Show only lines that include "title".

[Figure collection entries]
⟨

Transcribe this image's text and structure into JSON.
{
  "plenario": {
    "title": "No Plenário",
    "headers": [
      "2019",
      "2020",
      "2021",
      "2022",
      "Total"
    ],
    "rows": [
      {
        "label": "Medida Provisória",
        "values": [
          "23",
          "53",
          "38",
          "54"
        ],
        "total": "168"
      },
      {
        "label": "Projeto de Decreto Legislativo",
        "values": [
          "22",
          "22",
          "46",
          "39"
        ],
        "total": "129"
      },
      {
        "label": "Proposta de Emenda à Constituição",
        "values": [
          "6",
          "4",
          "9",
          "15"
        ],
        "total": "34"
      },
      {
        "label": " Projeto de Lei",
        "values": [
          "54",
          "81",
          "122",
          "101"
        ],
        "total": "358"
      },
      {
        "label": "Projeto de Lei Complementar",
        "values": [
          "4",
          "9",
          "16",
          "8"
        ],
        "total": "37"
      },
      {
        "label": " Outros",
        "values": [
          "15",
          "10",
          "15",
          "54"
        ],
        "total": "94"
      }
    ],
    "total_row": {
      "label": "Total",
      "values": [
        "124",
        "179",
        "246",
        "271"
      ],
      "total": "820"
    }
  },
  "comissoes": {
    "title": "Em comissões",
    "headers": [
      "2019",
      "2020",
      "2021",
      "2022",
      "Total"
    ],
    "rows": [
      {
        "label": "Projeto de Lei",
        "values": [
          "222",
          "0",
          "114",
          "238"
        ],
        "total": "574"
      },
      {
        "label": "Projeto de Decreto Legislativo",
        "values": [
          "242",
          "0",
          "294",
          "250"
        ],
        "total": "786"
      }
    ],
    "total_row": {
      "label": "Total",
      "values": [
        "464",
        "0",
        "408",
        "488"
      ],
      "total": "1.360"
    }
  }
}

⟩

Full answer:
    "title": "No Plenário",
    "title": "Em comissões",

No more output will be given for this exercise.